------ Data in this exercise

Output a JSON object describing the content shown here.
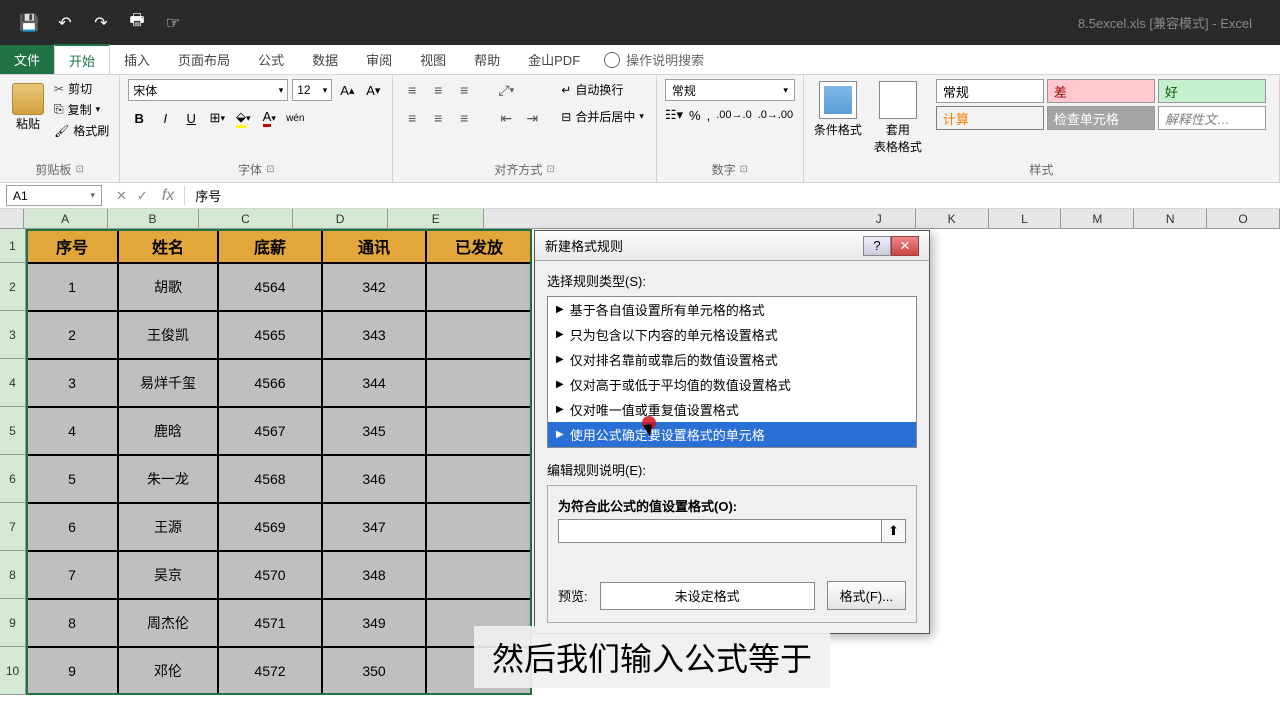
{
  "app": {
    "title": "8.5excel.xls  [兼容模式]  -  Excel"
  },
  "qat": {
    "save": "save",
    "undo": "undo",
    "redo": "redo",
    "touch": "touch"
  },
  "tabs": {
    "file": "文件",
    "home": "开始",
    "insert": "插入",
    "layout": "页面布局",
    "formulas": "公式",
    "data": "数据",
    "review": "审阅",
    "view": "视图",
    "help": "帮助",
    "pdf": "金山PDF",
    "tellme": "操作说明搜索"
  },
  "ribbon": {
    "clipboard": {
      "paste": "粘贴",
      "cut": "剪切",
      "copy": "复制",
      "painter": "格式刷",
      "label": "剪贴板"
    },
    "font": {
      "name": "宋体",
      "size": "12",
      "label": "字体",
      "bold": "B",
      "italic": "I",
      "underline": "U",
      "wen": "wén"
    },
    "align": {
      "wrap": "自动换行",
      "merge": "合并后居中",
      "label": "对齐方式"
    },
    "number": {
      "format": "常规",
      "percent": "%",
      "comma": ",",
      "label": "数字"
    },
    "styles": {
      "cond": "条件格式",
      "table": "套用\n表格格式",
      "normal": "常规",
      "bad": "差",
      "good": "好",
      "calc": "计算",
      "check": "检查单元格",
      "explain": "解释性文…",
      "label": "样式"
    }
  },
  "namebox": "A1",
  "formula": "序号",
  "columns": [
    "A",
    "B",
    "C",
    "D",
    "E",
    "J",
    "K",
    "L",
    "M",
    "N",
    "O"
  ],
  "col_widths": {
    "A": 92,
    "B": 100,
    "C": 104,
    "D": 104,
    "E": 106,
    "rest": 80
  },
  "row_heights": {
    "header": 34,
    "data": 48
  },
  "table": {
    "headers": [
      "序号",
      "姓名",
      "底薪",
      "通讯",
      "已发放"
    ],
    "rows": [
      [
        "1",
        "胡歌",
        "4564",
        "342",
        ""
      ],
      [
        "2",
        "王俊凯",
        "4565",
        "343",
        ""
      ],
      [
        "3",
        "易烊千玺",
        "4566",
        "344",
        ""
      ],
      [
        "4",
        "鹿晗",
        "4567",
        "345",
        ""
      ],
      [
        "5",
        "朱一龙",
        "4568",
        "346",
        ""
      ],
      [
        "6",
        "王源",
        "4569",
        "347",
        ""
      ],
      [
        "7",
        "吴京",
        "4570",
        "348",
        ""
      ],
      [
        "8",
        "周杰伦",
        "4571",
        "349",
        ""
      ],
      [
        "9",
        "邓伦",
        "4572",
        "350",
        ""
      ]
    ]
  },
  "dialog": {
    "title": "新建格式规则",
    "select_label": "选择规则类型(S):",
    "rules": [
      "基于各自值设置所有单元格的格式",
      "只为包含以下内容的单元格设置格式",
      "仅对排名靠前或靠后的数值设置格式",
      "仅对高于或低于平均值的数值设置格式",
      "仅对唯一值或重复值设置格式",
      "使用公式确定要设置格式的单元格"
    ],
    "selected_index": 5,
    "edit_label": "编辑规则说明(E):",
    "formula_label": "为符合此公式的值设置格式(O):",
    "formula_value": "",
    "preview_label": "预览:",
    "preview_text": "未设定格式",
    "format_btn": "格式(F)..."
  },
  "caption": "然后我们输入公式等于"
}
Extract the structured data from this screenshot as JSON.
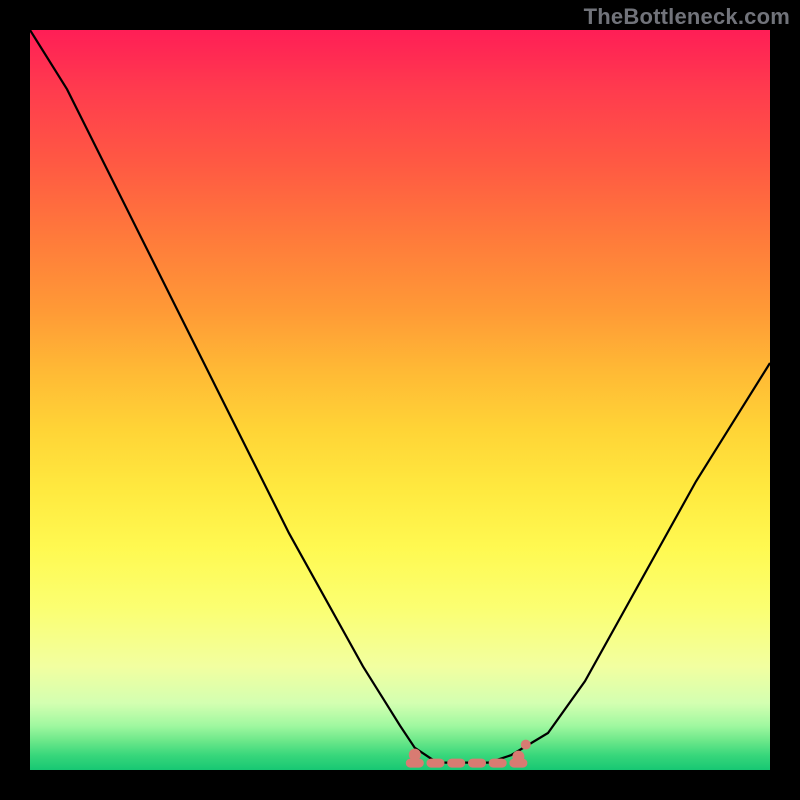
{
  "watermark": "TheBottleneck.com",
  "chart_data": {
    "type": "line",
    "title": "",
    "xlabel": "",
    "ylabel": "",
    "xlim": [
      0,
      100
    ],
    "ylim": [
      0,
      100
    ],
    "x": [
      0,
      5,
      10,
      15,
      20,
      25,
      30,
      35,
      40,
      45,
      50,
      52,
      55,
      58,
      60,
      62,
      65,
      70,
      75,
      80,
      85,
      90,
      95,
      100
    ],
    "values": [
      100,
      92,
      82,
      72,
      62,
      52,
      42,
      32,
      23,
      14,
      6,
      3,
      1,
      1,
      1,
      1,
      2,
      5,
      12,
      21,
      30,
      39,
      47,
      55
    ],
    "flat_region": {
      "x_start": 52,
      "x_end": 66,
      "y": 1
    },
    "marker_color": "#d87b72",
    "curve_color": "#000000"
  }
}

------------

### Exercise instructions
Repeat each line of the records above exactly, but do not copy the pictures.

### Correct output
Output a JSON object describing the content shown here.
{
  "app": {
    "title": "8.5excel.xls  [兼容模式]  -  Excel"
  },
  "qat": {
    "save": "save",
    "undo": "undo",
    "redo": "redo",
    "touch": "touch"
  },
  "tabs": {
    "file": "文件",
    "home": "开始",
    "insert": "插入",
    "layout": "页面布局",
    "formulas": "公式",
    "data": "数据",
    "review": "审阅",
    "view": "视图",
    "help": "帮助",
    "pdf": "金山PDF",
    "tellme": "操作说明搜索"
  },
  "ribbon": {
    "clipboard": {
      "paste": "粘贴",
      "cut": "剪切",
      "copy": "复制",
      "painter": "格式刷",
      "label": "剪贴板"
    },
    "font": {
      "name": "宋体",
      "size": "12",
      "label": "字体",
      "bold": "B",
      "italic": "I",
      "underline": "U",
      "wen": "wén"
    },
    "align": {
      "wrap": "自动换行",
      "merge": "合并后居中",
      "label": "对齐方式"
    },
    "number": {
      "format": "常规",
      "percent": "%",
      "comma": ",",
      "label": "数字"
    },
    "styles": {
      "cond": "条件格式",
      "table": "套用\n表格格式",
      "normal": "常规",
      "bad": "差",
      "good": "好",
      "calc": "计算",
      "check": "检查单元格",
      "explain": "解释性文…",
      "label": "样式"
    }
  },
  "namebox": "A1",
  "formula": "序号",
  "columns": [
    "A",
    "B",
    "C",
    "D",
    "E",
    "J",
    "K",
    "L",
    "M",
    "N",
    "O"
  ],
  "col_widths": {
    "A": 92,
    "B": 100,
    "C": 104,
    "D": 104,
    "E": 106,
    "rest": 80
  },
  "row_heights": {
    "header": 34,
    "data": 48
  },
  "table": {
    "headers": [
      "序号",
      "姓名",
      "底薪",
      "通讯",
      "已发放"
    ],
    "rows": [
      [
        "1",
        "胡歌",
        "4564",
        "342",
        ""
      ],
      [
        "2",
        "王俊凯",
        "4565",
        "343",
        ""
      ],
      [
        "3",
        "易烊千玺",
        "4566",
        "344",
        ""
      ],
      [
        "4",
        "鹿晗",
        "4567",
        "345",
        ""
      ],
      [
        "5",
        "朱一龙",
        "4568",
        "346",
        ""
      ],
      [
        "6",
        "王源",
        "4569",
        "347",
        ""
      ],
      [
        "7",
        "吴京",
        "4570",
        "348",
        ""
      ],
      [
        "8",
        "周杰伦",
        "4571",
        "349",
        ""
      ],
      [
        "9",
        "邓伦",
        "4572",
        "350",
        ""
      ]
    ]
  },
  "dialog": {
    "title": "新建格式规则",
    "select_label": "选择规则类型(S):",
    "rules": [
      "基于各自值设置所有单元格的格式",
      "只为包含以下内容的单元格设置格式",
      "仅对排名靠前或靠后的数值设置格式",
      "仅对高于或低于平均值的数值设置格式",
      "仅对唯一值或重复值设置格式",
      "使用公式确定要设置格式的单元格"
    ],
    "selected_index": 5,
    "edit_label": "编辑规则说明(E):",
    "formula_label": "为符合此公式的值设置格式(O):",
    "formula_value": "",
    "preview_label": "预览:",
    "preview_text": "未设定格式",
    "format_btn": "格式(F)..."
  },
  "caption": "然后我们输入公式等于"
}
Extract the structured data from this screenshot as JSON.
{
  "watermark": "TheBottleneck.com",
  "chart_data": {
    "type": "line",
    "title": "",
    "xlabel": "",
    "ylabel": "",
    "xlim": [
      0,
      100
    ],
    "ylim": [
      0,
      100
    ],
    "x": [
      0,
      5,
      10,
      15,
      20,
      25,
      30,
      35,
      40,
      45,
      50,
      52,
      55,
      58,
      60,
      62,
      65,
      70,
      75,
      80,
      85,
      90,
      95,
      100
    ],
    "values": [
      100,
      92,
      82,
      72,
      62,
      52,
      42,
      32,
      23,
      14,
      6,
      3,
      1,
      1,
      1,
      1,
      2,
      5,
      12,
      21,
      30,
      39,
      47,
      55
    ],
    "flat_region": {
      "x_start": 52,
      "x_end": 66,
      "y": 1
    },
    "marker_color": "#d87b72",
    "curve_color": "#000000"
  }
}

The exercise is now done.